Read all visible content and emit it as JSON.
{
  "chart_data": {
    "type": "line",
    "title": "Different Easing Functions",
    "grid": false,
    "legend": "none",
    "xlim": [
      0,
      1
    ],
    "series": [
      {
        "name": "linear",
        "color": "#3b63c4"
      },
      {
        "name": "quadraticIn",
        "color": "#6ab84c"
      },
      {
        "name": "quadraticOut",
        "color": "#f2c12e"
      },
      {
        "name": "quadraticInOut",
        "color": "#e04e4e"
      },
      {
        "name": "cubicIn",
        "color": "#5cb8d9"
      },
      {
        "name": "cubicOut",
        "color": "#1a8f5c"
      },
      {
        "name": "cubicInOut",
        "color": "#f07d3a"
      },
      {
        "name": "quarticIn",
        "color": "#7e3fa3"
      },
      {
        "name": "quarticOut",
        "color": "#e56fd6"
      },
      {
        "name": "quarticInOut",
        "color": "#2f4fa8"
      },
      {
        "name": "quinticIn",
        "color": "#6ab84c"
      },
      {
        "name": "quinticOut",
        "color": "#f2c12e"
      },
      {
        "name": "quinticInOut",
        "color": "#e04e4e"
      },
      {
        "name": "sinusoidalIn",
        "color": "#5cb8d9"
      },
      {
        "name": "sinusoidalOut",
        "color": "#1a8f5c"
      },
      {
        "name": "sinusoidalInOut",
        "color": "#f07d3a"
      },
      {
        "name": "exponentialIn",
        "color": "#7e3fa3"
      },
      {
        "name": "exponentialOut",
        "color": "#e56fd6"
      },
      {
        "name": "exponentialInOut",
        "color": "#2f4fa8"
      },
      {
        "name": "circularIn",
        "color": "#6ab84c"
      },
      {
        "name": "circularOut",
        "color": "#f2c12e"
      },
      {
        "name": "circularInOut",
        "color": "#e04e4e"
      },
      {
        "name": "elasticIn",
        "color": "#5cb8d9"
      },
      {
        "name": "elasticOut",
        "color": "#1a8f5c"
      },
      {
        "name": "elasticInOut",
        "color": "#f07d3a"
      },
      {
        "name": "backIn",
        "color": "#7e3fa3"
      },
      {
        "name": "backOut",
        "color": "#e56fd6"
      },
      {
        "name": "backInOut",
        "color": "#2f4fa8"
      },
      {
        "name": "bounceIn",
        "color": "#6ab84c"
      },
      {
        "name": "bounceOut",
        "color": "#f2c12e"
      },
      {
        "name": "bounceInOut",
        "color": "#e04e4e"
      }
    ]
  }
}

* * * * * * *

• [Given exercise] Output the listing above exactly as it appears.

• [Reply]
Read all visible content and emit it as JSON.
{
  "chart_data": {
    "type": "line",
    "title": "Different Easing Functions",
    "grid": false,
    "legend": "none",
    "xlim": [
      0,
      1
    ],
    "series": [
      {
        "name": "linear",
        "color": "#3b63c4"
      },
      {
        "name": "quadraticIn",
        "color": "#6ab84c"
      },
      {
        "name": "quadraticOut",
        "color": "#f2c12e"
      },
      {
        "name": "quadraticInOut",
        "color": "#e04e4e"
      },
      {
        "name": "cubicIn",
        "color": "#5cb8d9"
      },
      {
        "name": "cubicOut",
        "color": "#1a8f5c"
      },
      {
        "name": "cubicInOut",
        "color": "#f07d3a"
      },
      {
        "name": "quarticIn",
        "color": "#7e3fa3"
      },
      {
        "name": "quarticOut",
        "color": "#e56fd6"
      },
      {
        "name": "quarticInOut",
        "color": "#2f4fa8"
      },
      {
        "name": "quinticIn",
        "color": "#6ab84c"
      },
      {
        "name": "quinticOut",
        "color": "#f2c12e"
      },
      {
        "name": "quinticInOut",
        "color": "#e04e4e"
      },
      {
        "name": "sinusoidalIn",
        "color": "#5cb8d9"
      },
      {
        "name": "sinusoidalOut",
        "color": "#1a8f5c"
      },
      {
        "name": "sinusoidalInOut",
        "color": "#f07d3a"
      },
      {
        "name": "exponentialIn",
        "color": "#7e3fa3"
      },
      {
        "name": "exponentialOut",
        "color": "#e56fd6"
      },
      {
        "name": "exponentialInOut",
        "color": "#2f4fa8"
      },
      {
        "name": "circularIn",
        "color": "#6ab84c"
      },
      {
        "name": "circularOut",
        "color": "#f2c12e"
      },
      {
        "name": "circularInOut",
        "color": "#e04e4e"
      },
      {
        "name": "elasticIn",
        "color": "#5cb8d9"
      },
      {
        "name": "elasticOut",
        "color": "#1a8f5c"
      },
      {
        "name": "elasticInOut",
        "color": "#f07d3a"
      },
      {
        "name": "backIn",
        "color": "#7e3fa3"
      },
      {
        "name": "backOut",
        "color": "#e56fd6"
      },
      {
        "name": "backInOut",
        "color": "#2f4fa8"
      },
      {
        "name": "bounceIn",
        "color": "#6ab84c"
      },
      {
        "name": "bounceOut",
        "color": "#f2c12e"
      },
      {
        "name": "bounceInOut",
        "color": "#e04e4e"
      }
    ]
  }
}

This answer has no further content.